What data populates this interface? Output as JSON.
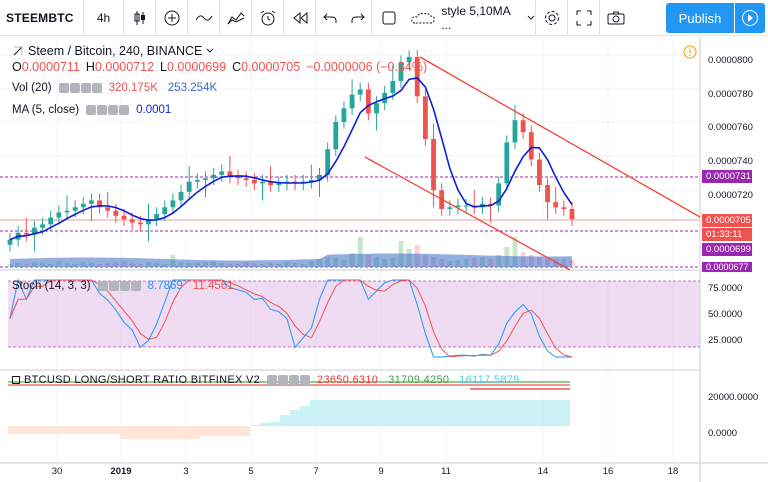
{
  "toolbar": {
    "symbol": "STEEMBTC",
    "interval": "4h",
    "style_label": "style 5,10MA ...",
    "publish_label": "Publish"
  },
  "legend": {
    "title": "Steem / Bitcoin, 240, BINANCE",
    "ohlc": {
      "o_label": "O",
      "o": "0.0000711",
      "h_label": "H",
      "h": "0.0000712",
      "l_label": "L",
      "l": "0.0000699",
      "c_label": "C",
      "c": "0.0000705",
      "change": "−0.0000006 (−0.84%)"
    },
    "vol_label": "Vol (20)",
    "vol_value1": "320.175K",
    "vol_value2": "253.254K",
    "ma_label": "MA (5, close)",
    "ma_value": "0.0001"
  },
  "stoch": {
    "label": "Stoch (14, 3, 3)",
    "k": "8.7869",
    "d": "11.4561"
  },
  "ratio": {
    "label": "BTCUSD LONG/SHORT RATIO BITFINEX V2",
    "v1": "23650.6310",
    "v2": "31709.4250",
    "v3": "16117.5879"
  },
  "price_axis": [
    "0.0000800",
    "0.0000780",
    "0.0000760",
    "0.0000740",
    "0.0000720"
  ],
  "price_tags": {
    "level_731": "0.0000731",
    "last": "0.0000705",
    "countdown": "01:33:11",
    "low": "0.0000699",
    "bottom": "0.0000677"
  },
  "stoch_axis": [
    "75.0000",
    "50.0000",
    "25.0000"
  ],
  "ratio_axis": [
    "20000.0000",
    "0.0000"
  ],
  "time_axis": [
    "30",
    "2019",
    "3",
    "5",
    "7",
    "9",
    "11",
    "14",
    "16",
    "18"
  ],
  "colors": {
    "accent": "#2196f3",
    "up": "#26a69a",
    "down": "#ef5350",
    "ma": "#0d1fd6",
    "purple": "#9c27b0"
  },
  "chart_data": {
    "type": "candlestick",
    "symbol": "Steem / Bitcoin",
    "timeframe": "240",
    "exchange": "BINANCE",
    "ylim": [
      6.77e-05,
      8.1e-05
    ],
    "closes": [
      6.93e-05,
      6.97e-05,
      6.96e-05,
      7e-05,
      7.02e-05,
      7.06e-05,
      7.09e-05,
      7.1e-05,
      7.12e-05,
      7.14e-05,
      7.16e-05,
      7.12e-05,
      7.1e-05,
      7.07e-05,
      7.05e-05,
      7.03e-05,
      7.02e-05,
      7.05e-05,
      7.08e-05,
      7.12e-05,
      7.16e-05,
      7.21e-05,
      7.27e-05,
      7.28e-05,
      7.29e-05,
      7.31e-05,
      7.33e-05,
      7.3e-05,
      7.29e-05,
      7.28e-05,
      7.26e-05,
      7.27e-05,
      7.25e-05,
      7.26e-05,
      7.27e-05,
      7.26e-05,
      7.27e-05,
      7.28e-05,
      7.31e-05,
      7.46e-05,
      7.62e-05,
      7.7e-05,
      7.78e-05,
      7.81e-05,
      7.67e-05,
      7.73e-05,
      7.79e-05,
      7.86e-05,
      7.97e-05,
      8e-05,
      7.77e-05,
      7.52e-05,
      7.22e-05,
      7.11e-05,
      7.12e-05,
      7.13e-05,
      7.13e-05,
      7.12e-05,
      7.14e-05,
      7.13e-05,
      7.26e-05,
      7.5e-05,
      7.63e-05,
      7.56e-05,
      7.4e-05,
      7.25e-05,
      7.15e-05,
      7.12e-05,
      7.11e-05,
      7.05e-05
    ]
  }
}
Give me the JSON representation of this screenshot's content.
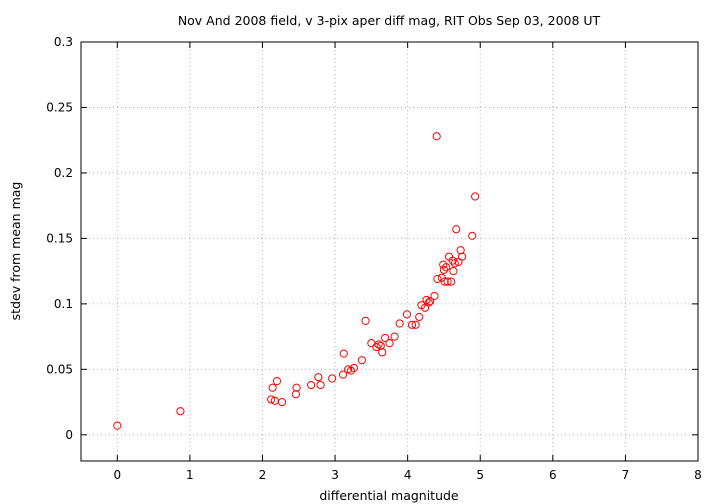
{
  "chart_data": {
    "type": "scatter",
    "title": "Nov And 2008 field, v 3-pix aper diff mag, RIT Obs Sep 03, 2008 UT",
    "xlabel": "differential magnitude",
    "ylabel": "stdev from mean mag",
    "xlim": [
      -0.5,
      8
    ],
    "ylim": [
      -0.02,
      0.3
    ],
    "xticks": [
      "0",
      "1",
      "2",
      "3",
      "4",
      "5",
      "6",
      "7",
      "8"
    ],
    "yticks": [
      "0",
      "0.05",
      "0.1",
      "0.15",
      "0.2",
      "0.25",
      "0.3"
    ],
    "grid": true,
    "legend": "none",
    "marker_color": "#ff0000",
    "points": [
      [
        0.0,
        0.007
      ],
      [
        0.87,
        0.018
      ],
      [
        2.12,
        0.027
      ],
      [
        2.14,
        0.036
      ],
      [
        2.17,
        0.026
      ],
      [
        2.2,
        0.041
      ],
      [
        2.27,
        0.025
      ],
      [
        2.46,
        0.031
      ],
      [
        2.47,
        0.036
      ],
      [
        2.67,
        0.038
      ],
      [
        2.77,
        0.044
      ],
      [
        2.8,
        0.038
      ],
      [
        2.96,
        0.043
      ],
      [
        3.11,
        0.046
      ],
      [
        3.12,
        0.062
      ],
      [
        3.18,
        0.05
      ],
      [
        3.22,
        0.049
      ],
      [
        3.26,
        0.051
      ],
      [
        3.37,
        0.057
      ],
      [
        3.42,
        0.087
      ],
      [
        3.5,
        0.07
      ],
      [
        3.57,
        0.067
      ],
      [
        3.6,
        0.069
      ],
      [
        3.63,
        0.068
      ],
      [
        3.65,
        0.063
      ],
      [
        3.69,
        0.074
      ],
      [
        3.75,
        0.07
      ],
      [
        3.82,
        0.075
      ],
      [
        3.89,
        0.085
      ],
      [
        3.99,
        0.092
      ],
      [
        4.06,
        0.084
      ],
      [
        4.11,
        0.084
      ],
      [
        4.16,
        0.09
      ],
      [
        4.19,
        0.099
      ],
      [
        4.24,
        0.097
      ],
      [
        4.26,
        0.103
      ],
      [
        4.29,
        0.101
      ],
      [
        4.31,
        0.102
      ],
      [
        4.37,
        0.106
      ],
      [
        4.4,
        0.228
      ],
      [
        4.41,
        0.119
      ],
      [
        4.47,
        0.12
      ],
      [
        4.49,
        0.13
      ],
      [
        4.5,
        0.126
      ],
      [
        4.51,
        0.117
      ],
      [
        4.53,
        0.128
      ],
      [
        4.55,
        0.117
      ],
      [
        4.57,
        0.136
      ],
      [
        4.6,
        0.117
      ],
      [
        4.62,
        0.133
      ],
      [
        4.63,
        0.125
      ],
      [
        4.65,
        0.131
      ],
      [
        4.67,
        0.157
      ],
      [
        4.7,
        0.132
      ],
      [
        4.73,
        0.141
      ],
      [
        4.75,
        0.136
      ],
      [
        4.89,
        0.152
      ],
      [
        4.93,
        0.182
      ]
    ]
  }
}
####################
Search the data for "title". Copy every line that has it.

Solved problem »
    "title": "Steem / Bitcoin, 240, BINANCE",
    "title": "Nov And 2008 field, v 3-pix aper diff mag, RIT Obs Sep 03, 2008 UT",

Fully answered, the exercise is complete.